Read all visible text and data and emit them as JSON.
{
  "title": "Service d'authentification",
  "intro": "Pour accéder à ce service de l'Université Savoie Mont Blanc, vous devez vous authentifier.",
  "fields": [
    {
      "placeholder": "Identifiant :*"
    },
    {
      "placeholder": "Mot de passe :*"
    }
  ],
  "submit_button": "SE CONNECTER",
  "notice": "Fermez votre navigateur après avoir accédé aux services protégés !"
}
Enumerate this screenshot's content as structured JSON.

---

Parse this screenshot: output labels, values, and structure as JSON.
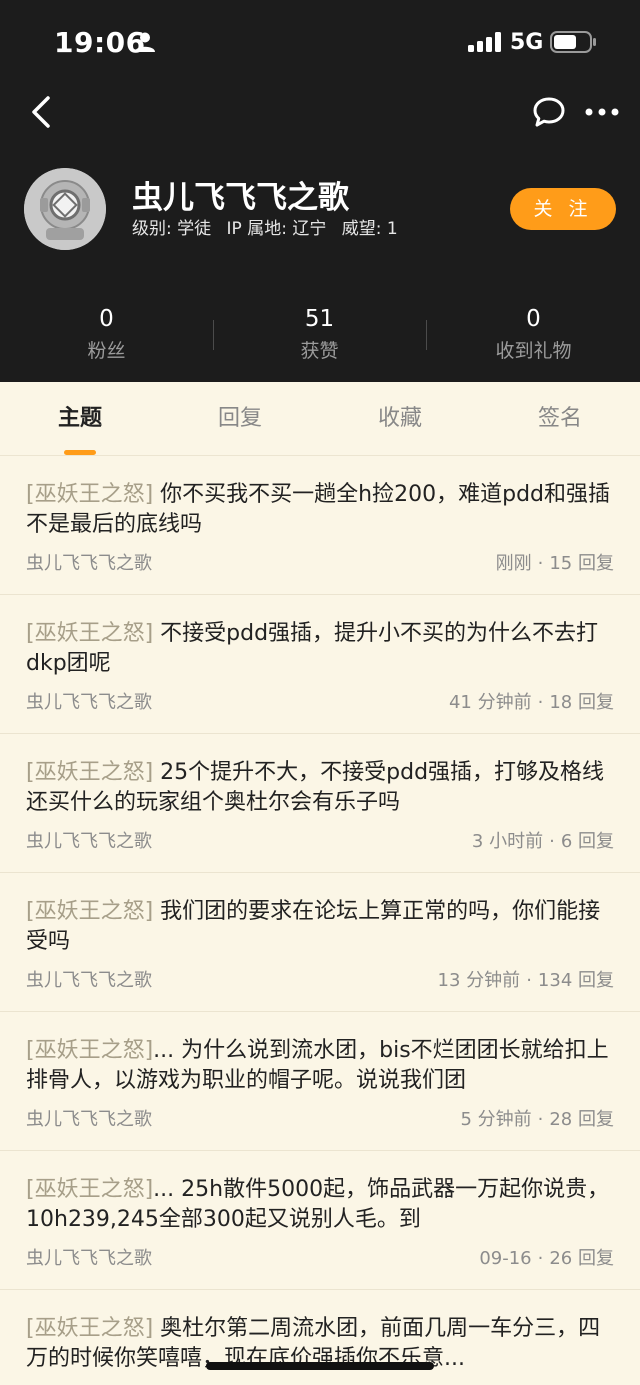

• Work instructions: Repeat word for word the stretch of lines from the one with "Read all visible" down to the one with "Enumerate this screenshot's", both included.

• Solved exercise:
Read all visible text and data and emit them as JSON.
{
  "title": "Service d'authentification",
  "intro": "Pour accéder à ce service de l'Université Savoie Mont Blanc, vous devez vous authentifier.",
  "fields": [
    {
      "placeholder": "Identifiant :*"
    },
    {
      "placeholder": "Mot de passe :*"
    }
  ],
  "submit_button": "SE CONNECTER",
  "notice": "Fermez votre navigateur après avoir accédé aux services protégés !"
}
Enumerate this screenshot's content as structured JSON.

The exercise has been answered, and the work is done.